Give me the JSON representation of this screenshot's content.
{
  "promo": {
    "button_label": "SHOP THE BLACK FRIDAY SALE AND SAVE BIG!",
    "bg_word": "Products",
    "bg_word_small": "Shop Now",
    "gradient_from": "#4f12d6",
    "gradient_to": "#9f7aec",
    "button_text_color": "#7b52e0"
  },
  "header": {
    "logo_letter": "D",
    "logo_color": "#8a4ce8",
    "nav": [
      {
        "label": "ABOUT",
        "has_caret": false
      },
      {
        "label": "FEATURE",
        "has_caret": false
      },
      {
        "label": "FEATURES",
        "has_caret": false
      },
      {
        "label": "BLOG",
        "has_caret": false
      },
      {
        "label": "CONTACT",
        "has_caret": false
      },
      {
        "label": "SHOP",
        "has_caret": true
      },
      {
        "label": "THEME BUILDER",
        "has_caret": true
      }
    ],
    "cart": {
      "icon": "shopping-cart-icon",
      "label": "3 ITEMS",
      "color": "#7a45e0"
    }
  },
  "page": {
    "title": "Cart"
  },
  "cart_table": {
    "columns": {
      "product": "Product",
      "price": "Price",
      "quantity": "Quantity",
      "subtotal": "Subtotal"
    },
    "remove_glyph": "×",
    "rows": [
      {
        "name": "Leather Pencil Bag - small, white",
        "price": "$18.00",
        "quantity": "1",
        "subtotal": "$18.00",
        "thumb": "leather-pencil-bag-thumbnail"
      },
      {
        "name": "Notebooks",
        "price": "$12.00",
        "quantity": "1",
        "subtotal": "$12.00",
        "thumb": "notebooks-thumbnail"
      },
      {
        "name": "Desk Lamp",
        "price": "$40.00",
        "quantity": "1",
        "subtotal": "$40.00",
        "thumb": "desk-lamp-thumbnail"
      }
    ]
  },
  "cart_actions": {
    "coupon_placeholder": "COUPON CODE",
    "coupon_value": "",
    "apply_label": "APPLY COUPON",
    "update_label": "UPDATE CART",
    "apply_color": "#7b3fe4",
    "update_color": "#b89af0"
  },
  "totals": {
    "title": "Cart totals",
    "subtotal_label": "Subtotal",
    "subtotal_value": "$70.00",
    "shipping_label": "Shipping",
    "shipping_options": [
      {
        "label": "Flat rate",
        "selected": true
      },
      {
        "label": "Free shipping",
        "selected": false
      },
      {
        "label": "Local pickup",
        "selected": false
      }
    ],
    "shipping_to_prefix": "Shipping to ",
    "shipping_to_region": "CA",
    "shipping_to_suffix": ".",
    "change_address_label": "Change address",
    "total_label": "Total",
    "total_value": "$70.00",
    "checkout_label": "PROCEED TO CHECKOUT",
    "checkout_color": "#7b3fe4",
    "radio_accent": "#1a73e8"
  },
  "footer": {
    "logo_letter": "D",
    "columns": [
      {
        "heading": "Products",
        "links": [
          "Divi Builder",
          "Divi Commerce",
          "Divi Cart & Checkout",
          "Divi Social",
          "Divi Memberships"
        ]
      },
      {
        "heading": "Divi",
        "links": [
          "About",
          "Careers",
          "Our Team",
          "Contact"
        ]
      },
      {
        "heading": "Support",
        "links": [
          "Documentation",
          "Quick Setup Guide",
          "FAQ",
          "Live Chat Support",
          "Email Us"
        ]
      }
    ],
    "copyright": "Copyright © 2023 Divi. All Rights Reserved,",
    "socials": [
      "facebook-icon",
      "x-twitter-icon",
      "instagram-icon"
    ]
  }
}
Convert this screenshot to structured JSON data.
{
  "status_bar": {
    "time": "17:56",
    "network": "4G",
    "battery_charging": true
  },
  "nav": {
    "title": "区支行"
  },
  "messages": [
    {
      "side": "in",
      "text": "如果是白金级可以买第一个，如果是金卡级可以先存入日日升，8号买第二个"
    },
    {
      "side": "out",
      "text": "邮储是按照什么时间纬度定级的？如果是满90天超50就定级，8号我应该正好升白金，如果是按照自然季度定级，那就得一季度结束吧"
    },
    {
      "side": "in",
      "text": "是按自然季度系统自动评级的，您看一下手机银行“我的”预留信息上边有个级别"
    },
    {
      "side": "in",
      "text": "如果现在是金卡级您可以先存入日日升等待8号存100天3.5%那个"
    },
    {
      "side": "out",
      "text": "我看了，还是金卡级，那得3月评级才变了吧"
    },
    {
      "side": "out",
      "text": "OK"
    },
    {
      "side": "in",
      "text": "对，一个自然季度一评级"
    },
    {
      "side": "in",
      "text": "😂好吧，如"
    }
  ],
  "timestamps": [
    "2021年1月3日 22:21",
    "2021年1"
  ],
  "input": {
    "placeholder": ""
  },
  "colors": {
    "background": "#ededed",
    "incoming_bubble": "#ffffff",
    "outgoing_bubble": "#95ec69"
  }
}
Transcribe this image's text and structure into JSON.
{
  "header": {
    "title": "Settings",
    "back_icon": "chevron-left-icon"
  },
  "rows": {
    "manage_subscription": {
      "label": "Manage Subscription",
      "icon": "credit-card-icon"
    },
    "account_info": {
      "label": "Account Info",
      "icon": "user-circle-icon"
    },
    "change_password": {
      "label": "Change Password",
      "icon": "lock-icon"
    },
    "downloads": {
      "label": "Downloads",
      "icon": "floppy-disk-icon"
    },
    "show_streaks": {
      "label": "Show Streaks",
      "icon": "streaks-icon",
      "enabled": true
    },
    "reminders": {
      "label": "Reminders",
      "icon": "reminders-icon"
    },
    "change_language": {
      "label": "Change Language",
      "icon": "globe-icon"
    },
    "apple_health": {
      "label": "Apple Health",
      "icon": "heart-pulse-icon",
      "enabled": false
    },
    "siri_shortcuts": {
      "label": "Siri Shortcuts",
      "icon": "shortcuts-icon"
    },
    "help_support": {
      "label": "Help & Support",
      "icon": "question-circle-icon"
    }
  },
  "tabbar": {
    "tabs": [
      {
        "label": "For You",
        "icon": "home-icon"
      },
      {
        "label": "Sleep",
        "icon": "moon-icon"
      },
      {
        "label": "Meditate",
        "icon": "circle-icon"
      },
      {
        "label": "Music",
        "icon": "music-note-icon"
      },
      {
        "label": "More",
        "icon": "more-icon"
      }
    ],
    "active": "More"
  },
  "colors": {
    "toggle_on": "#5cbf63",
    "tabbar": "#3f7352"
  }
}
******
### Written request
Look through the entries above for the word "Divi". Copy every line where it shows up.

### Result for this task
          "Divi Builder",
          "Divi Commerce",
          "Divi Cart & Checkout",
          "Divi Social",
          "Divi Memberships"
        "heading": "Divi",
    "copyright": "Copyright © 2023 Divi. All Rights Reserved,",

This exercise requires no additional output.